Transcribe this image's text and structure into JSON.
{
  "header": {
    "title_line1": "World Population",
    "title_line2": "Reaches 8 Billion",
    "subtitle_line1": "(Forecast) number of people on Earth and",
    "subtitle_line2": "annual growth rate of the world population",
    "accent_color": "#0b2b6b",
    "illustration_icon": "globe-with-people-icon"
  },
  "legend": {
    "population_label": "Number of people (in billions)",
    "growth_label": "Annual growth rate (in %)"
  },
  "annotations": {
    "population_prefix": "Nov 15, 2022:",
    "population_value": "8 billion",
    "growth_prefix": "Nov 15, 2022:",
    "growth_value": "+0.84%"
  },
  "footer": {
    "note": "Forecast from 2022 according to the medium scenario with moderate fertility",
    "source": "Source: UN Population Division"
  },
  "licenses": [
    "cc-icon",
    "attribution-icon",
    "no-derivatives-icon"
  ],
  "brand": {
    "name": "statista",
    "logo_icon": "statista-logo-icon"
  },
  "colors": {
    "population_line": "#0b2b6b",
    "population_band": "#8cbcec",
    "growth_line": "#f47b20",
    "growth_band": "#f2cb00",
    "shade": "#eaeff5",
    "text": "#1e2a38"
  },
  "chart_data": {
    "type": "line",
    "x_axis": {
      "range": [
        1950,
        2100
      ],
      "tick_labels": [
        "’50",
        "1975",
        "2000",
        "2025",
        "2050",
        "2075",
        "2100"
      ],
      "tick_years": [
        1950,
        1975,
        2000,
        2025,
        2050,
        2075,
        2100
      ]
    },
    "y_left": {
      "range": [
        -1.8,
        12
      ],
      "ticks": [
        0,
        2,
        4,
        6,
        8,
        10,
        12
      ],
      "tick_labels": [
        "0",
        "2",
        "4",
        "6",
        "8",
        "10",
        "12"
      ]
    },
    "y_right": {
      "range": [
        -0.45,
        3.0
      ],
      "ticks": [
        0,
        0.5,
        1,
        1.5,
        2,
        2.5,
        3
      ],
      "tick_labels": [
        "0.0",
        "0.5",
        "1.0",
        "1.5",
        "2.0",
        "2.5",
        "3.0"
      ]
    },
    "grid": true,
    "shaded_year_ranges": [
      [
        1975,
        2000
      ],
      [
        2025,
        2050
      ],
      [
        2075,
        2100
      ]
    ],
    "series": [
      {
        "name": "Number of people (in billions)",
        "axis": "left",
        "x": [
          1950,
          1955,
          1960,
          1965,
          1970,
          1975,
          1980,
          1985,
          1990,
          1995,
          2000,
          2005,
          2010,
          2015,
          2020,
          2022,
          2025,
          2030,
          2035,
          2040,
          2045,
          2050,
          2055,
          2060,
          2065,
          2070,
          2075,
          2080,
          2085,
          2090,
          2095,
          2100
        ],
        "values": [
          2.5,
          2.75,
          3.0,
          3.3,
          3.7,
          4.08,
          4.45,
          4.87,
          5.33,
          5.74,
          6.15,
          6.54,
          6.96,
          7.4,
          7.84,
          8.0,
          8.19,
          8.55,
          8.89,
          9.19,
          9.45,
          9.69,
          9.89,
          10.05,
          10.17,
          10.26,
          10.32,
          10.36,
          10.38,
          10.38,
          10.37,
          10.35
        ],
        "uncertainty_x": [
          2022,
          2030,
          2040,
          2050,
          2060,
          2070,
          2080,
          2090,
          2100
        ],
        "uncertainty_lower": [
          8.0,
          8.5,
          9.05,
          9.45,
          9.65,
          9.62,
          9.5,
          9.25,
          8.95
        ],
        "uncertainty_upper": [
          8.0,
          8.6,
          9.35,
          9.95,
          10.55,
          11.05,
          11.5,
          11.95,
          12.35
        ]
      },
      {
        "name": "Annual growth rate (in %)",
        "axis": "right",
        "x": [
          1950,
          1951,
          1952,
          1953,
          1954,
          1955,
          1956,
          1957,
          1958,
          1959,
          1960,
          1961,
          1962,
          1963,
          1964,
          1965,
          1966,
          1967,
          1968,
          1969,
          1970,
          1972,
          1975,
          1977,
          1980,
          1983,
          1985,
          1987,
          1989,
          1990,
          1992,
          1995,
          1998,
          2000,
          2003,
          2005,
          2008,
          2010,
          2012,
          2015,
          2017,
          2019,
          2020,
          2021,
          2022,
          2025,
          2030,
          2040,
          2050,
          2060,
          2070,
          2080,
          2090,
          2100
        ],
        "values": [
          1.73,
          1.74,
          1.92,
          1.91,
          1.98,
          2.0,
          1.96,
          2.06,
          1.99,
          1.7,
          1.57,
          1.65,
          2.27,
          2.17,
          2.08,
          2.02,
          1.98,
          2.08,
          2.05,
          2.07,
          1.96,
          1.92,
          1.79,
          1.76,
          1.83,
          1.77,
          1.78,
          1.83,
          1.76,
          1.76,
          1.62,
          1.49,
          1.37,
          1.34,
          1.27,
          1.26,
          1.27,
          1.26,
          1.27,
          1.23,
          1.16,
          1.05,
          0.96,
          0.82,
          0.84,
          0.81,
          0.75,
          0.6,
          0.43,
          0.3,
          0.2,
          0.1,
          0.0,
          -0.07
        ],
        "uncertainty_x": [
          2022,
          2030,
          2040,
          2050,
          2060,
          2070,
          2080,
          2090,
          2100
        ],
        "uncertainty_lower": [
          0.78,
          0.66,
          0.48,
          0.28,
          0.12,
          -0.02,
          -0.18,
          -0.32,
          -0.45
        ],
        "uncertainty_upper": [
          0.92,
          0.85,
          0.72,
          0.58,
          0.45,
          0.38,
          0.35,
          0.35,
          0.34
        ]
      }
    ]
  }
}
______
*WRITTEN EXERCISE*:
Every entry must be quoted exactly as it appears above.

*WORKED SOLUTION*:
Transcribe this image's text and structure into JSON.
{
  "header": {
    "title_line1": "World Population",
    "title_line2": "Reaches 8 Billion",
    "subtitle_line1": "(Forecast) number of people on Earth and",
    "subtitle_line2": "annual growth rate of the world population",
    "accent_color": "#0b2b6b",
    "illustration_icon": "globe-with-people-icon"
  },
  "legend": {
    "population_label": "Number of people (in billions)",
    "growth_label": "Annual growth rate (in %)"
  },
  "annotations": {
    "population_prefix": "Nov 15, 2022:",
    "population_value": "8 billion",
    "growth_prefix": "Nov 15, 2022:",
    "growth_value": "+0.84%"
  },
  "footer": {
    "note": "Forecast from 2022 according to the medium scenario with moderate fertility",
    "source": "Source: UN Population Division"
  },
  "licenses": [
    "cc-icon",
    "attribution-icon",
    "no-derivatives-icon"
  ],
  "brand": {
    "name": "statista",
    "logo_icon": "statista-logo-icon"
  },
  "colors": {
    "population_line": "#0b2b6b",
    "population_band": "#8cbcec",
    "growth_line": "#f47b20",
    "growth_band": "#f2cb00",
    "shade": "#eaeff5",
    "text": "#1e2a38"
  },
  "chart_data": {
    "type": "line",
    "x_axis": {
      "range": [
        1950,
        2100
      ],
      "tick_labels": [
        "’50",
        "1975",
        "2000",
        "2025",
        "2050",
        "2075",
        "2100"
      ],
      "tick_years": [
        1950,
        1975,
        2000,
        2025,
        2050,
        2075,
        2100
      ]
    },
    "y_left": {
      "range": [
        -1.8,
        12
      ],
      "ticks": [
        0,
        2,
        4,
        6,
        8,
        10,
        12
      ],
      "tick_labels": [
        "0",
        "2",
        "4",
        "6",
        "8",
        "10",
        "12"
      ]
    },
    "y_right": {
      "range": [
        -0.45,
        3.0
      ],
      "ticks": [
        0,
        0.5,
        1,
        1.5,
        2,
        2.5,
        3
      ],
      "tick_labels": [
        "0.0",
        "0.5",
        "1.0",
        "1.5",
        "2.0",
        "2.5",
        "3.0"
      ]
    },
    "grid": true,
    "shaded_year_ranges": [
      [
        1975,
        2000
      ],
      [
        2025,
        2050
      ],
      [
        2075,
        2100
      ]
    ],
    "series": [
      {
        "name": "Number of people (in billions)",
        "axis": "left",
        "x": [
          1950,
          1955,
          1960,
          1965,
          1970,
          1975,
          1980,
          1985,
          1990,
          1995,
          2000,
          2005,
          2010,
          2015,
          2020,
          2022,
          2025,
          2030,
          2035,
          2040,
          2045,
          2050,
          2055,
          2060,
          2065,
          2070,
          2075,
          2080,
          2085,
          2090,
          2095,
          2100
        ],
        "values": [
          2.5,
          2.75,
          3.0,
          3.3,
          3.7,
          4.08,
          4.45,
          4.87,
          5.33,
          5.74,
          6.15,
          6.54,
          6.96,
          7.4,
          7.84,
          8.0,
          8.19,
          8.55,
          8.89,
          9.19,
          9.45,
          9.69,
          9.89,
          10.05,
          10.17,
          10.26,
          10.32,
          10.36,
          10.38,
          10.38,
          10.37,
          10.35
        ],
        "uncertainty_x": [
          2022,
          2030,
          2040,
          2050,
          2060,
          2070,
          2080,
          2090,
          2100
        ],
        "uncertainty_lower": [
          8.0,
          8.5,
          9.05,
          9.45,
          9.65,
          9.62,
          9.5,
          9.25,
          8.95
        ],
        "uncertainty_upper": [
          8.0,
          8.6,
          9.35,
          9.95,
          10.55,
          11.05,
          11.5,
          11.95,
          12.35
        ]
      },
      {
        "name": "Annual growth rate (in %)",
        "axis": "right",
        "x": [
          1950,
          1951,
          1952,
          1953,
          1954,
          1955,
          1956,
          1957,
          1958,
          1959,
          1960,
          1961,
          1962,
          1963,
          1964,
          1965,
          1966,
          1967,
          1968,
          1969,
          1970,
          1972,
          1975,
          1977,
          1980,
          1983,
          1985,
          1987,
          1989,
          1990,
          1992,
          1995,
          1998,
          2000,
          2003,
          2005,
          2008,
          2010,
          2012,
          2015,
          2017,
          2019,
          2020,
          2021,
          2022,
          2025,
          2030,
          2040,
          2050,
          2060,
          2070,
          2080,
          2090,
          2100
        ],
        "values": [
          1.73,
          1.74,
          1.92,
          1.91,
          1.98,
          2.0,
          1.96,
          2.06,
          1.99,
          1.7,
          1.57,
          1.65,
          2.27,
          2.17,
          2.08,
          2.02,
          1.98,
          2.08,
          2.05,
          2.07,
          1.96,
          1.92,
          1.79,
          1.76,
          1.83,
          1.77,
          1.78,
          1.83,
          1.76,
          1.76,
          1.62,
          1.49,
          1.37,
          1.34,
          1.27,
          1.26,
          1.27,
          1.26,
          1.27,
          1.23,
          1.16,
          1.05,
          0.96,
          0.82,
          0.84,
          0.81,
          0.75,
          0.6,
          0.43,
          0.3,
          0.2,
          0.1,
          0.0,
          -0.07
        ],
        "uncertainty_x": [
          2022,
          2030,
          2040,
          2050,
          2060,
          2070,
          2080,
          2090,
          2100
        ],
        "uncertainty_lower": [
          0.78,
          0.66,
          0.48,
          0.28,
          0.12,
          -0.02,
          -0.18,
          -0.32,
          -0.45
        ],
        "uncertainty_upper": [
          0.92,
          0.85,
          0.72,
          0.58,
          0.45,
          0.38,
          0.35,
          0.35,
          0.34
        ]
      }
    ]
  }
}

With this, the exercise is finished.